Dataset entries:
━━━━━━━━━━
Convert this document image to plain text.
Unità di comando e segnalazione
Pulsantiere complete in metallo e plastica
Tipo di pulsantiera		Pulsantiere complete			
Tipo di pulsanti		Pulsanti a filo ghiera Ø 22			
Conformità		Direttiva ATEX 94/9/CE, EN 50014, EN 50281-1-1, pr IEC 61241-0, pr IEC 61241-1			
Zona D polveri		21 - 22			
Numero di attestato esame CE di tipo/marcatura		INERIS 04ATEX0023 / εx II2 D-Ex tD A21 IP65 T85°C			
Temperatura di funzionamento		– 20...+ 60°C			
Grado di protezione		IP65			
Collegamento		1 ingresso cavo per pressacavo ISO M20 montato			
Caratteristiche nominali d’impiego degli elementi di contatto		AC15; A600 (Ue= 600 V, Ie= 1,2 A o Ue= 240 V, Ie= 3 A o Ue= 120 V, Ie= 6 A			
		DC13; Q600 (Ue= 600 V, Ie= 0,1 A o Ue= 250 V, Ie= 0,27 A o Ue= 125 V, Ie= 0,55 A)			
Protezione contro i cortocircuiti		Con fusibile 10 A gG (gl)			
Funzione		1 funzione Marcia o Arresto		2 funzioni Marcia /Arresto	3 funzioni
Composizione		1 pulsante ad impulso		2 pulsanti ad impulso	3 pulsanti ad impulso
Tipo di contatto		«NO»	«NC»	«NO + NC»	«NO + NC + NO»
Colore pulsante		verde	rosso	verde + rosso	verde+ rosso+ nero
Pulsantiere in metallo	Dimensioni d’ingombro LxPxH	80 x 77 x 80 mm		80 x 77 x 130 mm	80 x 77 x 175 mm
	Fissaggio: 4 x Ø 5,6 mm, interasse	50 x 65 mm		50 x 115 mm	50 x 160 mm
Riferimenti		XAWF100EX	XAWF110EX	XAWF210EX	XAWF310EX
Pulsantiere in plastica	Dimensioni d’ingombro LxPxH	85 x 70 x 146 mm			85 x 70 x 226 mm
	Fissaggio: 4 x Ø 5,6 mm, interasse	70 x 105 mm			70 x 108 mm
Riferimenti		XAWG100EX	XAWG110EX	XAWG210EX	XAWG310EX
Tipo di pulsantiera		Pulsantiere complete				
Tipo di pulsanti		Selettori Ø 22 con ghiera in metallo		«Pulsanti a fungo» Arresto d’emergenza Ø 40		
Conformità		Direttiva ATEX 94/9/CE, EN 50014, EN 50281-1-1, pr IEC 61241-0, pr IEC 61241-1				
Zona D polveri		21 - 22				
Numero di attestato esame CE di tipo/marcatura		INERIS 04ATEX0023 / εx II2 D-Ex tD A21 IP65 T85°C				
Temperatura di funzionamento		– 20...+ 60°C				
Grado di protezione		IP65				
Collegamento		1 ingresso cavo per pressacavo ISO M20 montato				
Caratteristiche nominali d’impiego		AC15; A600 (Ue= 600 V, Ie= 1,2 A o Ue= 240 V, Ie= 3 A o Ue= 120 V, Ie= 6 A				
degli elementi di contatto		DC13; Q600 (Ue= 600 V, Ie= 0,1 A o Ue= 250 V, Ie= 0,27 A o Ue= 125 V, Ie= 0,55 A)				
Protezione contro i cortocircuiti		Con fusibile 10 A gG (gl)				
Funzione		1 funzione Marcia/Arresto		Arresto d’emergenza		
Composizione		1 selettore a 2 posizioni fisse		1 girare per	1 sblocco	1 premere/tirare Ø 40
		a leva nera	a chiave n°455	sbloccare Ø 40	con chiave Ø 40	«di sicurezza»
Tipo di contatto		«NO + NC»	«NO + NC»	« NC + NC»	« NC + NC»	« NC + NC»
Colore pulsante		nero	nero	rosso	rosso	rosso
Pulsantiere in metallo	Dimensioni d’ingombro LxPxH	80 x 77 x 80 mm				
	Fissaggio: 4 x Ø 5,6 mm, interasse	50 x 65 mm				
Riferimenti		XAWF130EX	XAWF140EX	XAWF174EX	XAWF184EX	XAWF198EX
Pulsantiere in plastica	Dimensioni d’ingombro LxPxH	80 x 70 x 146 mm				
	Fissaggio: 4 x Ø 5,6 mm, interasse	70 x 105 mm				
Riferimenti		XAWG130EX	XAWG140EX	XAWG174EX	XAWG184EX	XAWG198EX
━━━━━━━━━━
EXERCISE AIM -> Could you quote the material above in full, exactly as it stands?

COMPLETE RESPONSE ->
Convert this document image to plain text.
Unità di comando e segnalazione
Pulsantiere complete in metallo e plastica
Tipo di pulsantiera		Pulsantiere complete			
Tipo di pulsanti		Pulsanti a filo ghiera Ø 22			
Conformità		Direttiva ATEX 94/9/CE, EN 50014, EN 50281-1-1, pr IEC 61241-0, pr IEC 61241-1			
Zona D polveri		21 - 22			
Numero di attestato esame CE di tipo/marcatura		INERIS 04ATEX0023 / εx II2 D-Ex tD A21 IP65 T85°C			
Temperatura di funzionamento		– 20...+ 60°C			
Grado di protezione		IP65			
Collegamento		1 ingresso cavo per pressacavo ISO M20 montato			
Caratteristiche nominali d’impiego degli elementi di contatto		AC15; A600 (Ue= 600 V, Ie= 1,2 A o Ue= 240 V, Ie= 3 A o Ue= 120 V, Ie= 6 A			
		DC13; Q600 (Ue= 600 V, Ie= 0,1 A o Ue= 250 V, Ie= 0,27 A o Ue= 125 V, Ie= 0,55 A)			
Protezione contro i cortocircuiti		Con fusibile 10 A gG (gl)			
Funzione		1 funzione Marcia o Arresto		2 funzioni Marcia /Arresto	3 funzioni
Composizione		1 pulsante ad impulso		2 pulsanti ad impulso	3 pulsanti ad impulso
Tipo di contatto		«NO»	«NC»	«NO + NC»	«NO + NC + NO»
Colore pulsante		verde	rosso	verde + rosso	verde+ rosso+ nero
Pulsantiere in metallo	Dimensioni d’ingombro LxPxH	80 x 77 x 80 mm		80 x 77 x 130 mm	80 x 77 x 175 mm
	Fissaggio: 4 x Ø 5,6 mm, interasse	50 x 65 mm		50 x 115 mm	50 x 160 mm
Riferimenti		XAWF100EX	XAWF110EX	XAWF210EX	XAWF310EX
Pulsantiere in plastica	Dimensioni d’ingombro LxPxH	85 x 70 x 146 mm			85 x 70 x 226 mm
	Fissaggio: 4 x Ø 5,6 mm, interasse	70 x 105 mm			70 x 108 mm
Riferimenti		XAWG100EX	XAWG110EX	XAWG210EX	XAWG310EX
Tipo di pulsantiera		Pulsantiere complete				
Tipo di pulsanti		Selettori Ø 22 con ghiera in metallo		«Pulsanti a fungo» Arresto d’emergenza Ø 40		
Conformità		Direttiva ATEX 94/9/CE, EN 50014, EN 50281-1-1, pr IEC 61241-0, pr IEC 61241-1				
Zona D polveri		21 - 22				
Numero di attestato esame CE di tipo/marcatura		INERIS 04ATEX0023 / εx II2 D-Ex tD A21 IP65 T85°C				
Temperatura di funzionamento		– 20...+ 60°C				
Grado di protezione		IP65				
Collegamento		1 ingresso cavo per pressacavo ISO M20 montato				
Caratteristiche nominali d’impiego		AC15; A600 (Ue= 600 V, Ie= 1,2 A o Ue= 240 V, Ie= 3 A o Ue= 120 V, Ie= 6 A				
degli elementi di contatto		DC13; Q600 (Ue= 600 V, Ie= 0,1 A o Ue= 250 V, Ie= 0,27 A o Ue= 125 V, Ie= 0,55 A)				
Protezione contro i cortocircuiti		Con fusibile 10 A gG (gl)				
Funzione		1 funzione Marcia/Arresto		Arresto d’emergenza		
Composizione		1 selettore a 2 posizioni fisse		1 girare per	1 sblocco	1 premere/tirare Ø 40
		a leva nera	a chiave n°455	sbloccare Ø 40	con chiave Ø 40	«di sicurezza»
Tipo di contatto		«NO + NC»	«NO + NC»	« NC + NC»	« NC + NC»	« NC + NC»
Colore pulsante		nero	nero	rosso	rosso	rosso
Pulsantiere in metallo	Dimensioni d’ingombro LxPxH	80 x 77 x 80 mm				
	Fissaggio: 4 x Ø 5,6 mm, interasse	50 x 65 mm				
Riferimenti		XAWF130EX	XAWF140EX	XAWF174EX	XAWF184EX	XAWF198EX
Pulsantiere in plastica	Dimensioni d’ingombro LxPxH	80 x 70 x 146 mm				
	Fissaggio: 4 x Ø 5,6 mm, interasse	70 x 105 mm				
Riferimenti		XAWG130EX	XAWG140EX	XAWG174EX	XAWG184EX	XAWG198EX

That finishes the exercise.